- What is being asked
Write the data out again exactly, with no pictures.

++++

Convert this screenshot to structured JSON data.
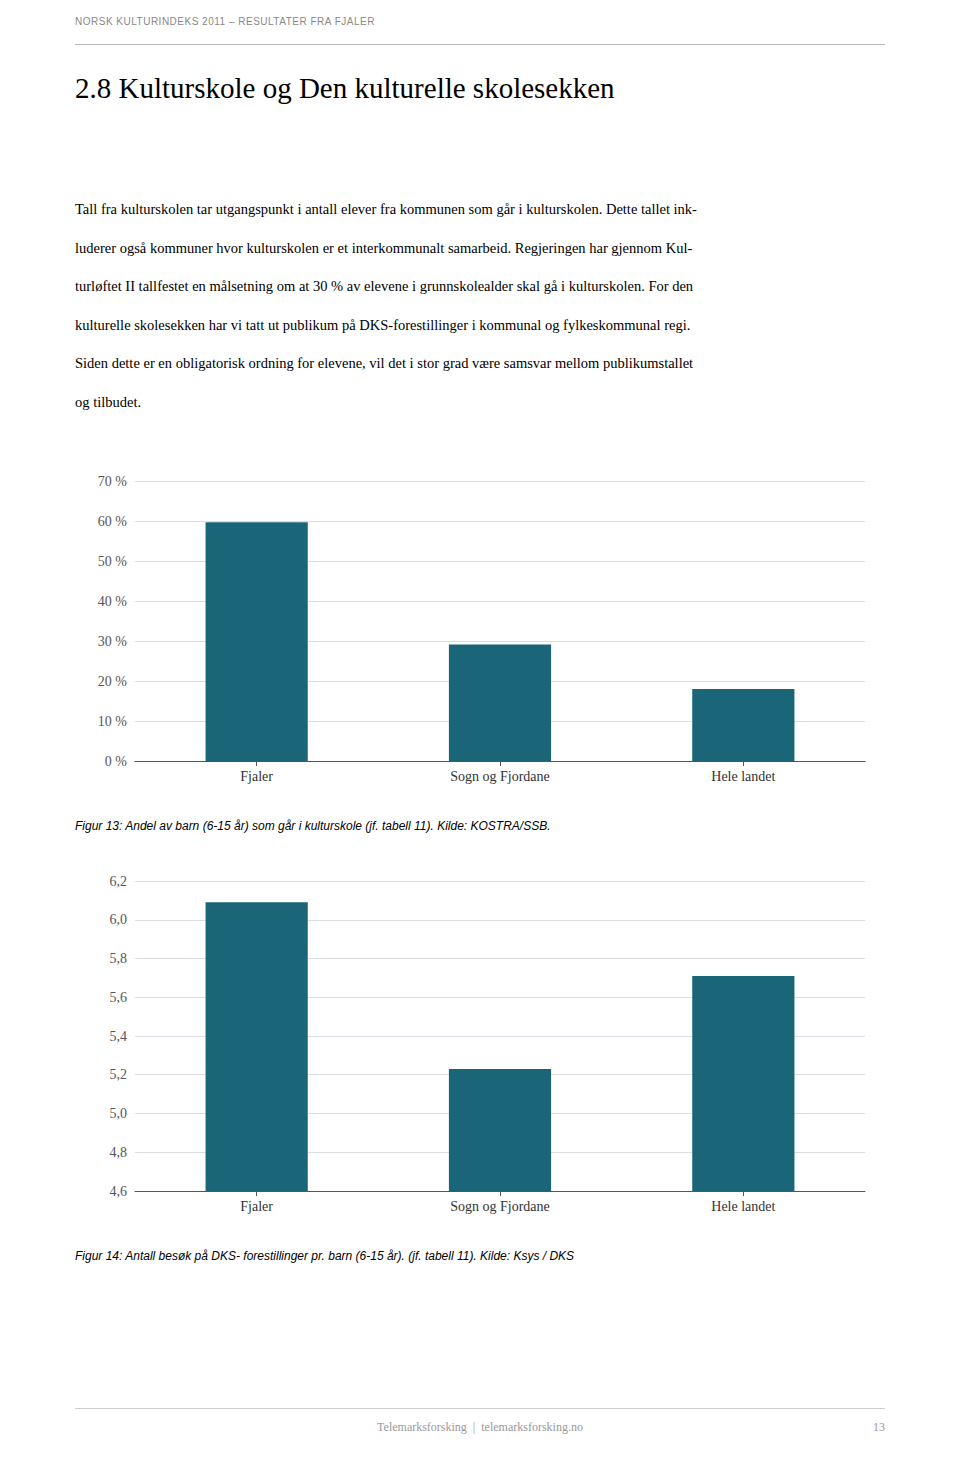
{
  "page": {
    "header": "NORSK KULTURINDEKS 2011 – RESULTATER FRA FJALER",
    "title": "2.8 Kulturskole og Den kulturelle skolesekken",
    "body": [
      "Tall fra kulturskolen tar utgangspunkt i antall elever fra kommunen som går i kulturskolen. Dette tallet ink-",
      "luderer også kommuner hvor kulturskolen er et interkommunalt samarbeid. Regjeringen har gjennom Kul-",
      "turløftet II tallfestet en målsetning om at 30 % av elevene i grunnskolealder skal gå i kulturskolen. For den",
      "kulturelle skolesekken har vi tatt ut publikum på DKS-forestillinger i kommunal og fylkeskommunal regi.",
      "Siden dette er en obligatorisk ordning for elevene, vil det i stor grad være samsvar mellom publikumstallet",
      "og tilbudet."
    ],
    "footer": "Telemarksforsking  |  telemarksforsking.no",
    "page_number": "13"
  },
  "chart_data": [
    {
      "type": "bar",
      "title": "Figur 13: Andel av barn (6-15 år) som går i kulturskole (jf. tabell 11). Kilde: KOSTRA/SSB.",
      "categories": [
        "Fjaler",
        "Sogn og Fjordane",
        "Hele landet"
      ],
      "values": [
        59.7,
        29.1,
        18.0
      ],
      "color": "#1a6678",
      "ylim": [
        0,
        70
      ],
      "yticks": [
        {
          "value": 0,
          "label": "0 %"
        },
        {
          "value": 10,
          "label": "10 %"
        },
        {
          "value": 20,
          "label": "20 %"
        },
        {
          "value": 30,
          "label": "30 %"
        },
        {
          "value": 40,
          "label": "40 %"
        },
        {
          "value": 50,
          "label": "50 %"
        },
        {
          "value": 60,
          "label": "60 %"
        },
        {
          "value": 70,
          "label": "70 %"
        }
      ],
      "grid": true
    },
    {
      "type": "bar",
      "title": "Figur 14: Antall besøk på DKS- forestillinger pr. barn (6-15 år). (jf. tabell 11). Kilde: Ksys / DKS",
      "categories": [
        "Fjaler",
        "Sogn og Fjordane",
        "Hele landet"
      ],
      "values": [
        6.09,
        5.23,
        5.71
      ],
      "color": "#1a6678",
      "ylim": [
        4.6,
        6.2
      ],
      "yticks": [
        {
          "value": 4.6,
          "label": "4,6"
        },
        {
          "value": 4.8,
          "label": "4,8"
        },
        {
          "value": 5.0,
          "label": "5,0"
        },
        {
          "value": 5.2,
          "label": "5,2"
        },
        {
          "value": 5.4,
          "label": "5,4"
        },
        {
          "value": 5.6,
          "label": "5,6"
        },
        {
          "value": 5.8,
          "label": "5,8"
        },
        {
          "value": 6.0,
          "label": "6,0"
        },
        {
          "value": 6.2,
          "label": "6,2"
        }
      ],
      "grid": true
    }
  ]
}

++++

- Solution for this problem
Convert this screenshot to structured JSON data.
{
  "page": {
    "header": "NORSK KULTURINDEKS 2011 – RESULTATER FRA FJALER",
    "title": "2.8 Kulturskole og Den kulturelle skolesekken",
    "body": [
      "Tall fra kulturskolen tar utgangspunkt i antall elever fra kommunen som går i kulturskolen. Dette tallet ink-",
      "luderer også kommuner hvor kulturskolen er et interkommunalt samarbeid. Regjeringen har gjennom Kul-",
      "turløftet II tallfestet en målsetning om at 30 % av elevene i grunnskolealder skal gå i kulturskolen. For den",
      "kulturelle skolesekken har vi tatt ut publikum på DKS-forestillinger i kommunal og fylkeskommunal regi.",
      "Siden dette er en obligatorisk ordning for elevene, vil det i stor grad være samsvar mellom publikumstallet",
      "og tilbudet."
    ],
    "footer": "Telemarksforsking  |  telemarksforsking.no",
    "page_number": "13"
  },
  "chart_data": [
    {
      "type": "bar",
      "title": "Figur 13: Andel av barn (6-15 år) som går i kulturskole (jf. tabell 11). Kilde: KOSTRA/SSB.",
      "categories": [
        "Fjaler",
        "Sogn og Fjordane",
        "Hele landet"
      ],
      "values": [
        59.7,
        29.1,
        18.0
      ],
      "color": "#1a6678",
      "ylim": [
        0,
        70
      ],
      "yticks": [
        {
          "value": 0,
          "label": "0 %"
        },
        {
          "value": 10,
          "label": "10 %"
        },
        {
          "value": 20,
          "label": "20 %"
        },
        {
          "value": 30,
          "label": "30 %"
        },
        {
          "value": 40,
          "label": "40 %"
        },
        {
          "value": 50,
          "label": "50 %"
        },
        {
          "value": 60,
          "label": "60 %"
        },
        {
          "value": 70,
          "label": "70 %"
        }
      ],
      "grid": true
    },
    {
      "type": "bar",
      "title": "Figur 14: Antall besøk på DKS- forestillinger pr. barn (6-15 år). (jf. tabell 11). Kilde: Ksys / DKS",
      "categories": [
        "Fjaler",
        "Sogn og Fjordane",
        "Hele landet"
      ],
      "values": [
        6.09,
        5.23,
        5.71
      ],
      "color": "#1a6678",
      "ylim": [
        4.6,
        6.2
      ],
      "yticks": [
        {
          "value": 4.6,
          "label": "4,6"
        },
        {
          "value": 4.8,
          "label": "4,8"
        },
        {
          "value": 5.0,
          "label": "5,0"
        },
        {
          "value": 5.2,
          "label": "5,2"
        },
        {
          "value": 5.4,
          "label": "5,4"
        },
        {
          "value": 5.6,
          "label": "5,6"
        },
        {
          "value": 5.8,
          "label": "5,8"
        },
        {
          "value": 6.0,
          "label": "6,0"
        },
        {
          "value": 6.2,
          "label": "6,2"
        }
      ],
      "grid": true
    }
  ]
}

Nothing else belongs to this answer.